- Problem description -
Determine how many lines contain the string "بهای". Reply with that figure and nothing else.

>> Begin Recorded information

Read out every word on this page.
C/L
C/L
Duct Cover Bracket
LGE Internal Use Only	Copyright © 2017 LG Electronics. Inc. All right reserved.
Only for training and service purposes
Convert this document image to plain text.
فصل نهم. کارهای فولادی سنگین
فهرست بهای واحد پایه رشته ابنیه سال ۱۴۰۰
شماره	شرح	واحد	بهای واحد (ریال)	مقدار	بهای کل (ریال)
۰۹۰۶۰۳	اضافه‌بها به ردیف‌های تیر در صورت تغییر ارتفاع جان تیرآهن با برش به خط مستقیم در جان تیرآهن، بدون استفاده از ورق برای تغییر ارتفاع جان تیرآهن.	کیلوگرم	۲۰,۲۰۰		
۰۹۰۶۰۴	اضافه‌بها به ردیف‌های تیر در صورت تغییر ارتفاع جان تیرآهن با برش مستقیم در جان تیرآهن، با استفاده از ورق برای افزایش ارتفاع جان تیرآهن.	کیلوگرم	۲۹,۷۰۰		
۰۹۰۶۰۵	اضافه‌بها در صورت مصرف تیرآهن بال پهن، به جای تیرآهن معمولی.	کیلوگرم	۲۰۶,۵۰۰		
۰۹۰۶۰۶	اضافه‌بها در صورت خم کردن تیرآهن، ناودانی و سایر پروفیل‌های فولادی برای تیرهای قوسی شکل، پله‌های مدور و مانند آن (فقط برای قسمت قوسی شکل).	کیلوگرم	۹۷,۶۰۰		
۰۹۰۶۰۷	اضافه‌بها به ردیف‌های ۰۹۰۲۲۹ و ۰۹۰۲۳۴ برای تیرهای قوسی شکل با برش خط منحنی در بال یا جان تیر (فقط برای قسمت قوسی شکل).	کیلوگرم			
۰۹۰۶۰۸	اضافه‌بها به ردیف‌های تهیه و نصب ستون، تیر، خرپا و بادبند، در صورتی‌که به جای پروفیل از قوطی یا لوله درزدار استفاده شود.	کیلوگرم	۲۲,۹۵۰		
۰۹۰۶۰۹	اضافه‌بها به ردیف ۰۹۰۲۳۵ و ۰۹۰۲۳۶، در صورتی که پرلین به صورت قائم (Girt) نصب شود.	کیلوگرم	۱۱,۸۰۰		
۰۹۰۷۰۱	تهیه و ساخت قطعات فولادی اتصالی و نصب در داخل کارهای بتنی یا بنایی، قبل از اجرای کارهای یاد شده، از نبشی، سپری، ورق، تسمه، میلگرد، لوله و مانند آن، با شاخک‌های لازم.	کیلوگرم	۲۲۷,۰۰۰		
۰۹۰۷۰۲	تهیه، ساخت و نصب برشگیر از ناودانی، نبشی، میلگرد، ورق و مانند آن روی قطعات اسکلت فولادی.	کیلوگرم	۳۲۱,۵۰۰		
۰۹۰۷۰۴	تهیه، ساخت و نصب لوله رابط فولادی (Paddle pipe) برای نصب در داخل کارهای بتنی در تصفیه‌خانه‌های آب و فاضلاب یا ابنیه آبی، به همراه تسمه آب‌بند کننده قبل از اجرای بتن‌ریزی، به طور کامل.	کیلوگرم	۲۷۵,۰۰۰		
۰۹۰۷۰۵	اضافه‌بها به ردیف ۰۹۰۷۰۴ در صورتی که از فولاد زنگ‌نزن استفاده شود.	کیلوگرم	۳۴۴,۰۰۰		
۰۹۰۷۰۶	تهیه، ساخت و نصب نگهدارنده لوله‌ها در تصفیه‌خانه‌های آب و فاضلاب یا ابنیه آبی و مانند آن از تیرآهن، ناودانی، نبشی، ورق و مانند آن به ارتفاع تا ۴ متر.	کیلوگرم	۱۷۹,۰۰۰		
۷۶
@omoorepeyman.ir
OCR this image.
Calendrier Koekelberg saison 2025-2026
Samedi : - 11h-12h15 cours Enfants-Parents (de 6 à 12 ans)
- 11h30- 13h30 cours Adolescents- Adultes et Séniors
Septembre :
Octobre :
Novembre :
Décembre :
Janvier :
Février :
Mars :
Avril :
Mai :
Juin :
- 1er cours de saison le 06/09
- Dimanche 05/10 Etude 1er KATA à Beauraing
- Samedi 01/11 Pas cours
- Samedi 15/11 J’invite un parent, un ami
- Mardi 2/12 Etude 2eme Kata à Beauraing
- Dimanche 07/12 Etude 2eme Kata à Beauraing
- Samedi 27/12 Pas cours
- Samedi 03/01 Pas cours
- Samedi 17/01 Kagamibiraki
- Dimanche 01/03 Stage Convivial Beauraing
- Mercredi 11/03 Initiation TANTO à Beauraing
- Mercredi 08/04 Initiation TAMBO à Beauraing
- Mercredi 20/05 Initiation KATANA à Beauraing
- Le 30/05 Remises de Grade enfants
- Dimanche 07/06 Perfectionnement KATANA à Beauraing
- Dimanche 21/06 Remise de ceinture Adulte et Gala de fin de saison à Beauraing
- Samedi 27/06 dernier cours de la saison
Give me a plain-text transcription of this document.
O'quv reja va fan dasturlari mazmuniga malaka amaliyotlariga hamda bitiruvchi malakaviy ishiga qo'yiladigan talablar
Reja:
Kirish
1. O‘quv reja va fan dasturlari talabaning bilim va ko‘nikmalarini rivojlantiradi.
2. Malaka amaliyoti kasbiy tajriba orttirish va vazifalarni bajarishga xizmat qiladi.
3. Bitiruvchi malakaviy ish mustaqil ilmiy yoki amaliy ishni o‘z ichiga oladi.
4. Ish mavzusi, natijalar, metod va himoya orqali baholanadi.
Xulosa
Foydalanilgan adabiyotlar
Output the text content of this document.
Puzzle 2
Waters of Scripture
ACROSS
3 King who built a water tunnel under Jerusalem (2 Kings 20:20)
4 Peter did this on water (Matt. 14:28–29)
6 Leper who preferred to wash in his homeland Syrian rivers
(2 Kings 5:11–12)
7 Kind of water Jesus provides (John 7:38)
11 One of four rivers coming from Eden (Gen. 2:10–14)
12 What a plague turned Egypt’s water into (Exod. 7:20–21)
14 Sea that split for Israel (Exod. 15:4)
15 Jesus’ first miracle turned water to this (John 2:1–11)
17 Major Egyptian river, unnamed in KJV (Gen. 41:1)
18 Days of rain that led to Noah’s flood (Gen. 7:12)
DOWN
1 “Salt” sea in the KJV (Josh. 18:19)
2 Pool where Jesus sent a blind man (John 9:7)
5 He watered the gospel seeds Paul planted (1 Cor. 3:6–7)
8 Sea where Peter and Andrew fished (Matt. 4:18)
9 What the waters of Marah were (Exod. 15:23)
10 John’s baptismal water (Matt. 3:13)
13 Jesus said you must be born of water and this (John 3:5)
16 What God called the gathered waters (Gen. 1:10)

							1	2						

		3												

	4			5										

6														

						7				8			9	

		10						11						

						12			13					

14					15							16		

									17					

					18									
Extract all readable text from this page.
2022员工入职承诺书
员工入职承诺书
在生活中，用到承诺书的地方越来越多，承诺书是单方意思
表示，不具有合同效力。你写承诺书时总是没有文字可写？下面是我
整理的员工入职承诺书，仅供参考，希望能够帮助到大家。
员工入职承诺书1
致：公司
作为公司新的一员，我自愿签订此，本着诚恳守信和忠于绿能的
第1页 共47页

>> End Recorded information

- Completed task -
2